Task to carry out =
Can you output the material exactly as written, minus any pictures it holds?

Record excerpts =
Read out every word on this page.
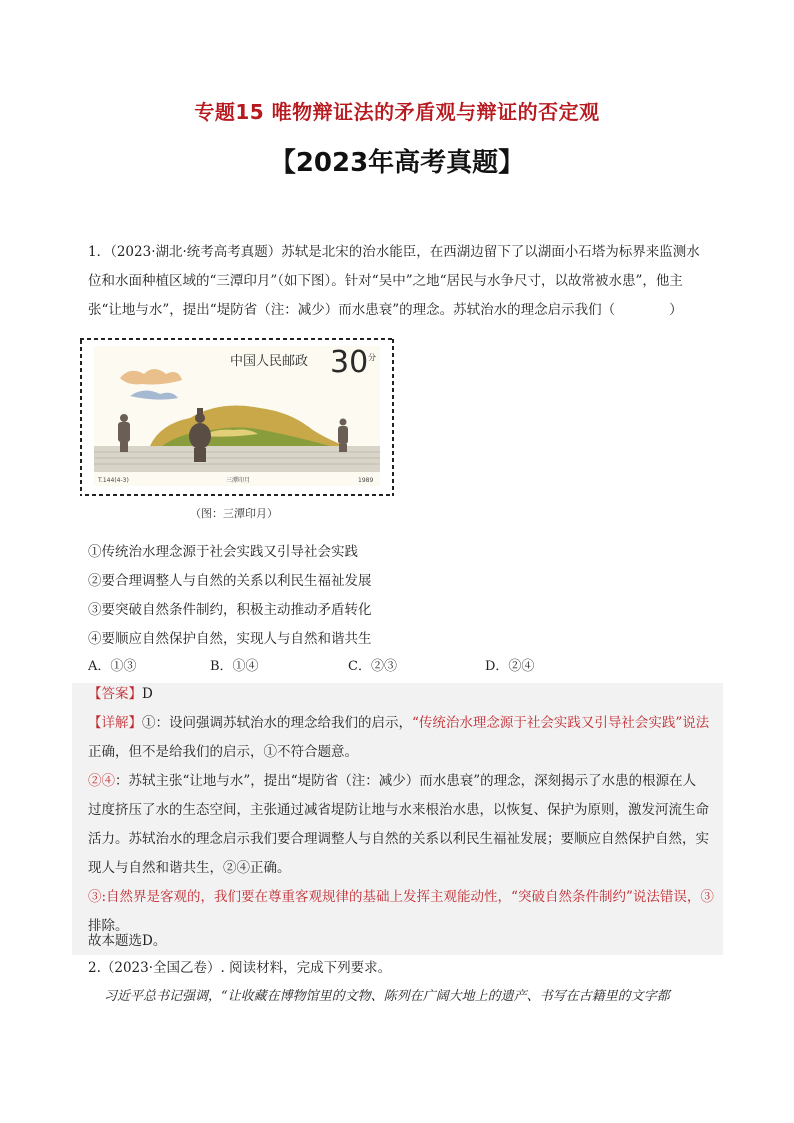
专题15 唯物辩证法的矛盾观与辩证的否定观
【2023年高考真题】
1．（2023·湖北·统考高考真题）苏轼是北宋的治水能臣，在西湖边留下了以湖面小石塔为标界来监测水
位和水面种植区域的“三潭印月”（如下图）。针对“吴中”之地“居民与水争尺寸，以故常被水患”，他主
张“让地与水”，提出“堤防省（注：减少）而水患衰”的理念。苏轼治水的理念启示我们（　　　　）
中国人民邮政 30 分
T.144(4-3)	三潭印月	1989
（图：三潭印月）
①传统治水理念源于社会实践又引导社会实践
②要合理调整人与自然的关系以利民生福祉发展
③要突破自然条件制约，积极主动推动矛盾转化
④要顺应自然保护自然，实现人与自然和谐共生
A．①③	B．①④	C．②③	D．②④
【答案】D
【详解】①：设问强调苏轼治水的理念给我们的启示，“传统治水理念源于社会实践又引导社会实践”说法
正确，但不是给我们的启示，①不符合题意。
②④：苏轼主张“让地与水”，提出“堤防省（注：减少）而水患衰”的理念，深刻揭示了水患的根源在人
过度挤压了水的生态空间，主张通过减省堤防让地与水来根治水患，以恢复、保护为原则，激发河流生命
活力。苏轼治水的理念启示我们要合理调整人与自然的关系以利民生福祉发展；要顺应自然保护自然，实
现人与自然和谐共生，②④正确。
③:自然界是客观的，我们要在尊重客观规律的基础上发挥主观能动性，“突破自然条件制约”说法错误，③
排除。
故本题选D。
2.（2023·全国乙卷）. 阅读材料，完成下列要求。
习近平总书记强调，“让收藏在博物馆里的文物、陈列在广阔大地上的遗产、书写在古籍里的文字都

Exercise answer =
Read out every word on this page.
专题15 唯物辩证法的矛盾观与辩证的否定观
【2023年高考真题】
1．（2023·湖北·统考高考真题）苏轼是北宋的治水能臣，在西湖边留下了以湖面小石塔为标界来监测水
位和水面种植区域的“三潭印月”（如下图）。针对“吴中”之地“居民与水争尺寸，以故常被水患”，他主
张“让地与水”，提出“堤防省（注：减少）而水患衰”的理念。苏轼治水的理念启示我们（　　　　）
中国人民邮政 30 分
T.144(4-3)	三潭印月	1989
（图：三潭印月）
①传统治水理念源于社会实践又引导社会实践
②要合理调整人与自然的关系以利民生福祉发展
③要突破自然条件制约，积极主动推动矛盾转化
④要顺应自然保护自然，实现人与自然和谐共生
A．①③	B．①④	C．②③	D．②④
【答案】D
【详解】①：设问强调苏轼治水的理念给我们的启示，“传统治水理念源于社会实践又引导社会实践”说法
正确，但不是给我们的启示，①不符合题意。
②④：苏轼主张“让地与水”，提出“堤防省（注：减少）而水患衰”的理念，深刻揭示了水患的根源在人
过度挤压了水的生态空间，主张通过减省堤防让地与水来根治水患，以恢复、保护为原则，激发河流生命
活力。苏轼治水的理念启示我们要合理调整人与自然的关系以利民生福祉发展；要顺应自然保护自然，实
现人与自然和谐共生，②④正确。
③:自然界是客观的，我们要在尊重客观规律的基础上发挥主观能动性，“突破自然条件制约”说法错误，③
排除。
故本题选D。
2.（2023·全国乙卷）. 阅读材料，完成下列要求。
习近平总书记强调，“让收藏在博物馆里的文物、陈列在广阔大地上的遗产、书写在古籍里的文字都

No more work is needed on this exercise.